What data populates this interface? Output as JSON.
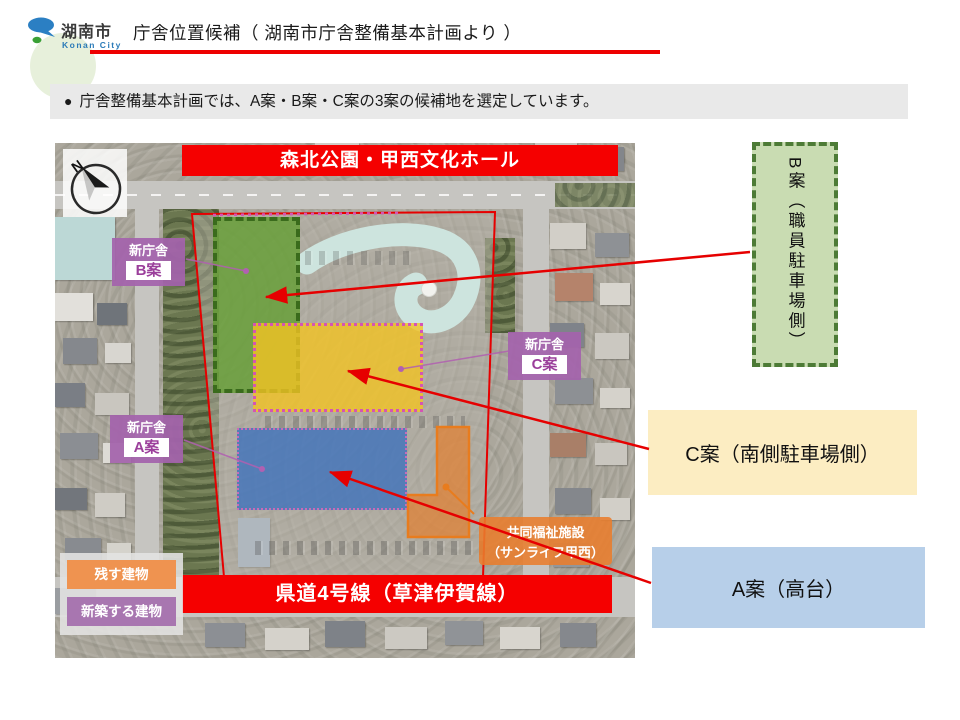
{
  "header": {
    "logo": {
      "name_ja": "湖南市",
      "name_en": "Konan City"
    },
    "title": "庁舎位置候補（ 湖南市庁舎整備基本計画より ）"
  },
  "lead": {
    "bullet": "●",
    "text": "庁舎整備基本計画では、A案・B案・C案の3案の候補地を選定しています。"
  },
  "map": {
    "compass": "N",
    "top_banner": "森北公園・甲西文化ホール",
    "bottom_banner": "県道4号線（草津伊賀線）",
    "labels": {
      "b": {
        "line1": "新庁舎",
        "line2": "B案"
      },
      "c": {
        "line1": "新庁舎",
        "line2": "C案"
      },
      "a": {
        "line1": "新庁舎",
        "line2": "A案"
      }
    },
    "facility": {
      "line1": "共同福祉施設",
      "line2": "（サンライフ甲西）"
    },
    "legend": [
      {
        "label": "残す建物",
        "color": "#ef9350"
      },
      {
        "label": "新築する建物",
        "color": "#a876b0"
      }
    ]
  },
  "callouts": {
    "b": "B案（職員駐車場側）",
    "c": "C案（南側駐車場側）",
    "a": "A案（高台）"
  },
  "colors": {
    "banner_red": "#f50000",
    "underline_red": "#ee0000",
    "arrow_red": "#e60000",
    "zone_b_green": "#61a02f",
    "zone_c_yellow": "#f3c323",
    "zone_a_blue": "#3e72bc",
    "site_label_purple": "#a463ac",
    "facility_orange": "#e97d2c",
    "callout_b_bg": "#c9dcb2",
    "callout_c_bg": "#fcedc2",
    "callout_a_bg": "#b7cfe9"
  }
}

• _SET TASK_: Leave out the pictures and give the rest of the records again exactly.

• _COMPLETED TASK_:
What data populates this interface? Output as JSON.
{
  "header": {
    "logo": {
      "name_ja": "湖南市",
      "name_en": "Konan City"
    },
    "title": "庁舎位置候補（ 湖南市庁舎整備基本計画より ）"
  },
  "lead": {
    "bullet": "●",
    "text": "庁舎整備基本計画では、A案・B案・C案の3案の候補地を選定しています。"
  },
  "map": {
    "compass": "N",
    "top_banner": "森北公園・甲西文化ホール",
    "bottom_banner": "県道4号線（草津伊賀線）",
    "labels": {
      "b": {
        "line1": "新庁舎",
        "line2": "B案"
      },
      "c": {
        "line1": "新庁舎",
        "line2": "C案"
      },
      "a": {
        "line1": "新庁舎",
        "line2": "A案"
      }
    },
    "facility": {
      "line1": "共同福祉施設",
      "line2": "（サンライフ甲西）"
    },
    "legend": [
      {
        "label": "残す建物",
        "color": "#ef9350"
      },
      {
        "label": "新築する建物",
        "color": "#a876b0"
      }
    ]
  },
  "callouts": {
    "b": "B案（職員駐車場側）",
    "c": "C案（南側駐車場側）",
    "a": "A案（高台）"
  },
  "colors": {
    "banner_red": "#f50000",
    "underline_red": "#ee0000",
    "arrow_red": "#e60000",
    "zone_b_green": "#61a02f",
    "zone_c_yellow": "#f3c323",
    "zone_a_blue": "#3e72bc",
    "site_label_purple": "#a463ac",
    "facility_orange": "#e97d2c",
    "callout_b_bg": "#c9dcb2",
    "callout_c_bg": "#fcedc2",
    "callout_a_bg": "#b7cfe9"
  }
}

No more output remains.